■ PROBLEM DETAILS:
Write out every line below that includes the word "bilan".
>> START
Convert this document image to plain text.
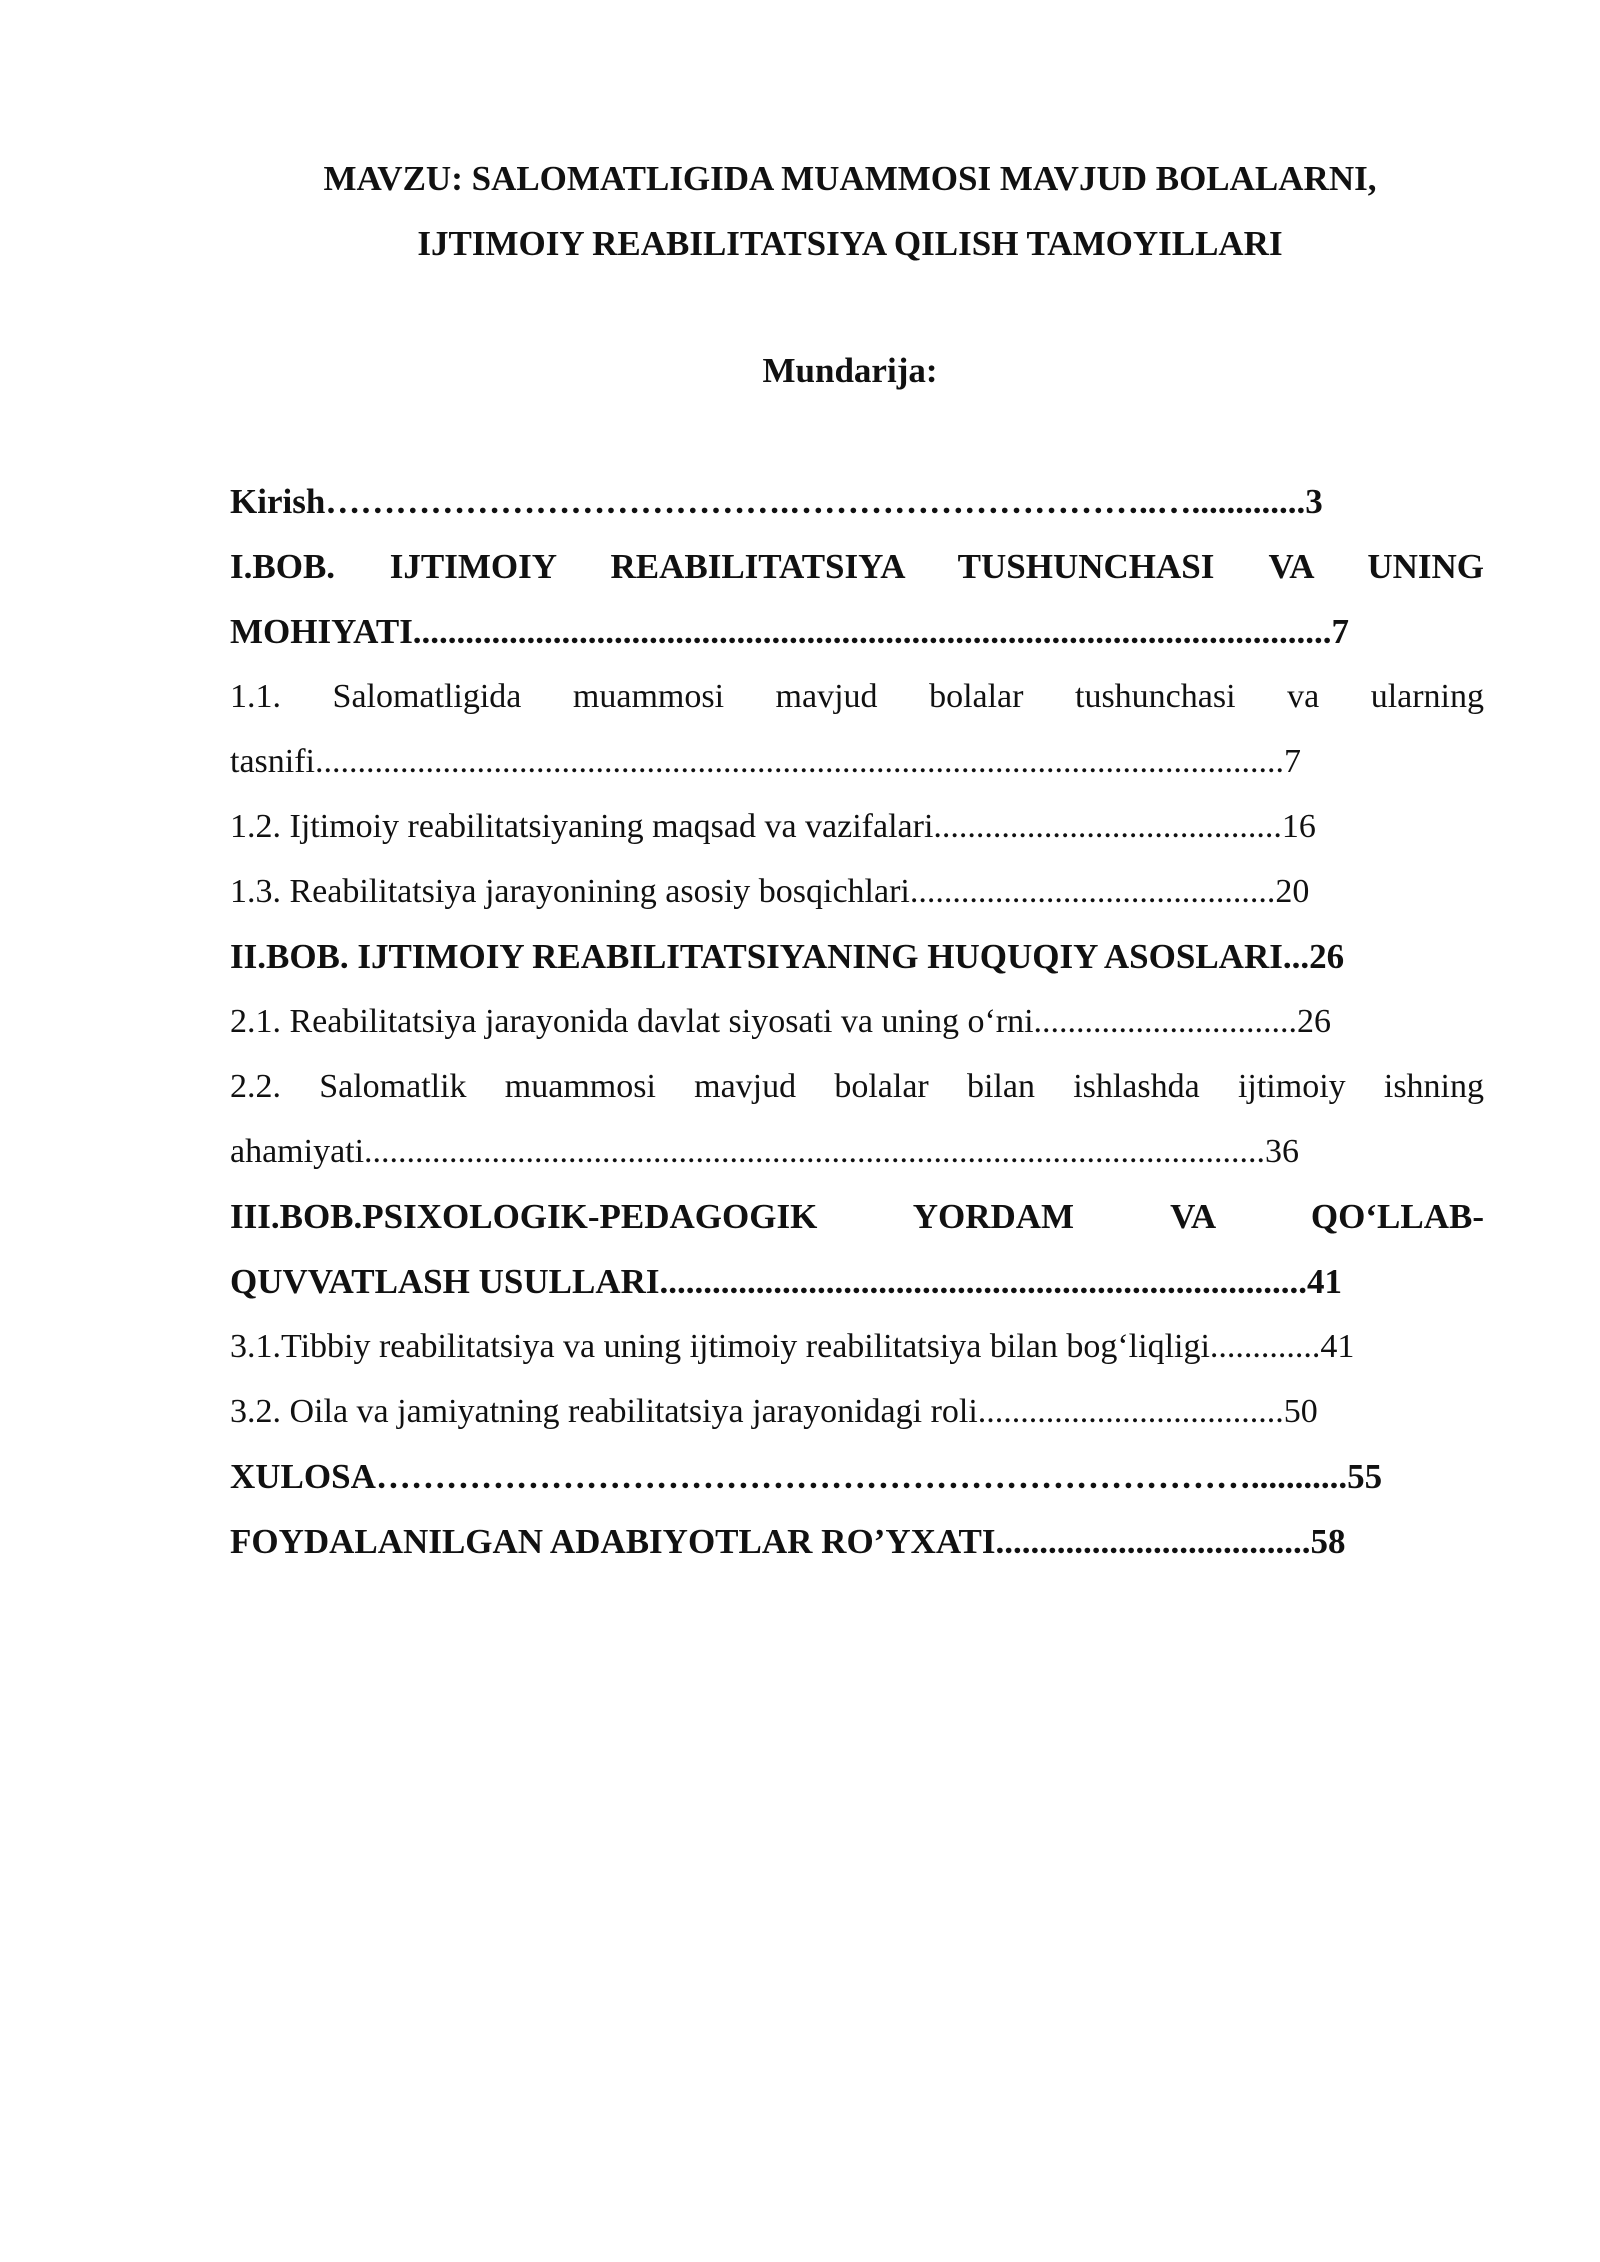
MAVZU: SALOMATLIGIDA MUAMMOSI MAVJUD BOLALARNI,
IJTIMOIY REABILITATSIYA QILISH TAMOYILLARI
Mundarija:
Kirish………………………………….…………………………..….............3
I.BOB. IJTIMOIY REABILITATSIYA TUSHUNCHASI VA UNING
MOHIYATI.........................................................................................................7
1.1. Salomatligida muammosi mavjud bolalar tushunchasi va ularning
tasnifi..................................................................................................................7
1.2. Ijtimoiy reabilitatsiyaning maqsad va vazifalari.........................................16
1.3. Reabilitatsiya jarayonining asosiy bosqichlari...........................................20
II.BOB. IJTIMOIY REABILITATSIYANING HUQUQIY ASOSLARI...26
2.1. Reabilitatsiya jarayonida davlat siyosati va uning o‘rni...............................26
2.2. Salomatlik muammosi mavjud bolalar bilan ishlashda ijtimoiy ishning
ahamiyati..........................................................................................................36
III.BOB.PSIXOLOGIK-PEDAGOGIK YORDAM VA QO‘LLAB-
QUVVATLASH USULLARI..........................................................................41
3.1.Tibbiy reabilitatsiya va uning ijtimoiy reabilitatsiya bilan bog‘liqligi.............41
3.2. Oila va jamiyatning reabilitatsiya jarayonidagi roli....................................50
XULOSA…………………………………………………………………...........55
FOYDALANILGAN ADABIYOTLAR RO’YXATI....................................58
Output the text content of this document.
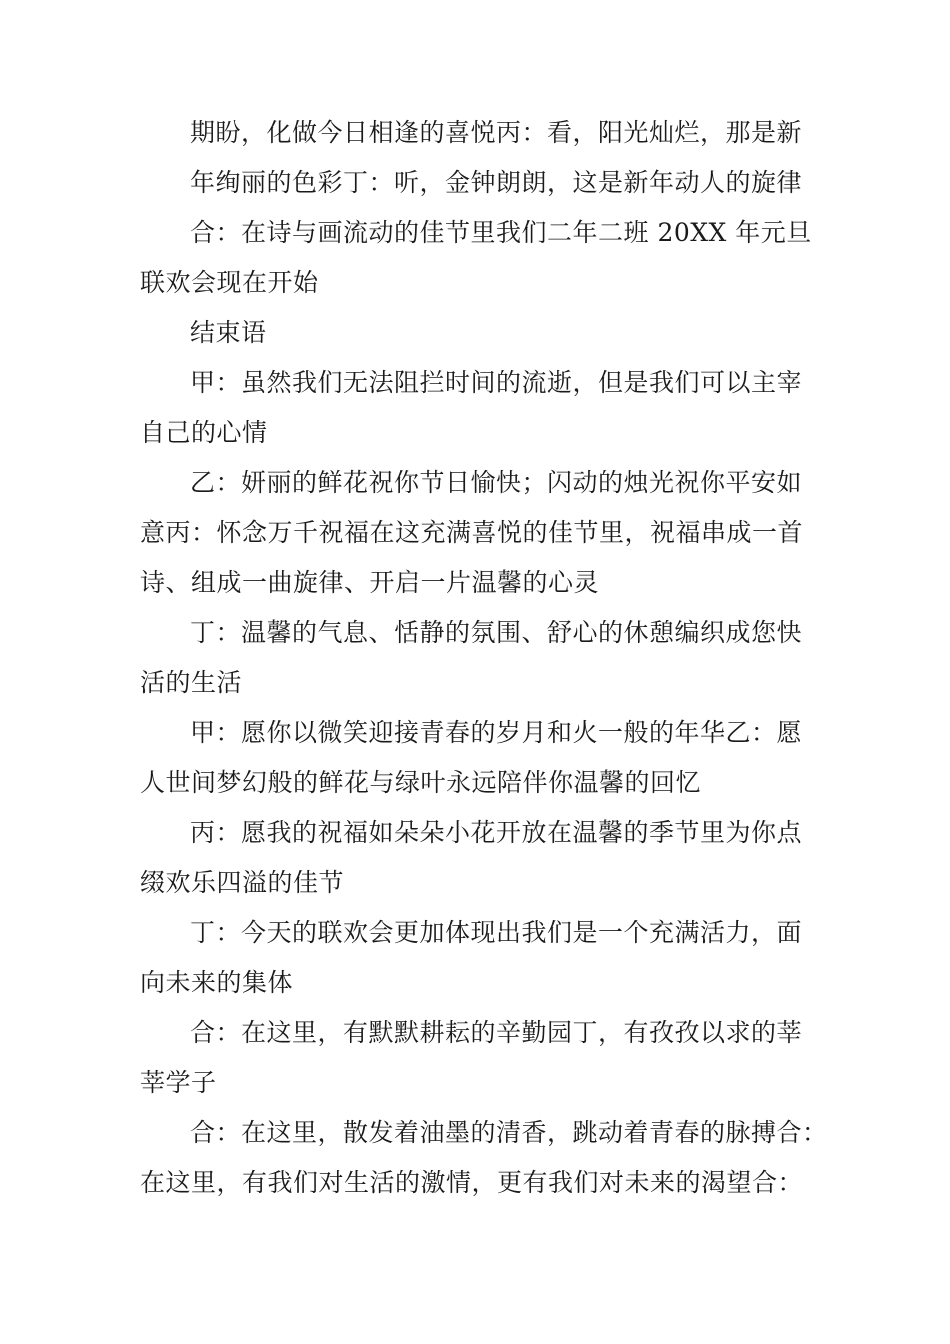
期盼，化做今日相逢的喜悦丙：看，阳光灿烂，那是新
年绚丽的色彩丁：听，金钟朗朗，这是新年动人的旋律
合：在诗与画流动的佳节里我们二年二班 20XX 年元旦
联欢会现在开始
结束语
甲：虽然我们无法阻拦时间的流逝，但是我们可以主宰
自己的心情
乙：妍丽的鲜花祝你节日愉快；闪动的烛光祝你平安如
意丙：怀念万千祝福在这充满喜悦的佳节里，祝福串成一首
诗、组成一曲旋律、开启一片温馨的心灵
丁：温馨的气息、恬静的氛围、舒心的休憩编织成您快
活的生活
甲：愿你以微笑迎接青春的岁月和火一般的年华乙：愿
人世间梦幻般的鲜花与绿叶永远陪伴你温馨的回忆
丙：愿我的祝福如朵朵小花开放在温馨的季节里为你点
缀欢乐四溢的佳节
丁：今天的联欢会更加体现出我们是一个充满活力，面
向未来的集体
合：在这里，有默默耕耘的辛勤园丁，有孜孜以求的莘
莘学子
合：在这里，散发着油墨的清香，跳动着青春的脉搏合：
在这里，有我们对生活的激情，更有我们对未来的渴望合：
>> END
■ FULL RESPONSE:
2.2. Salomatlik muammosi mavjud bolalar bilan ishlashda ijtimoiy ishning
3.1.Tibbiy reabilitatsiya va uning ijtimoiy reabilitatsiya bilan bog‘liqligi.............41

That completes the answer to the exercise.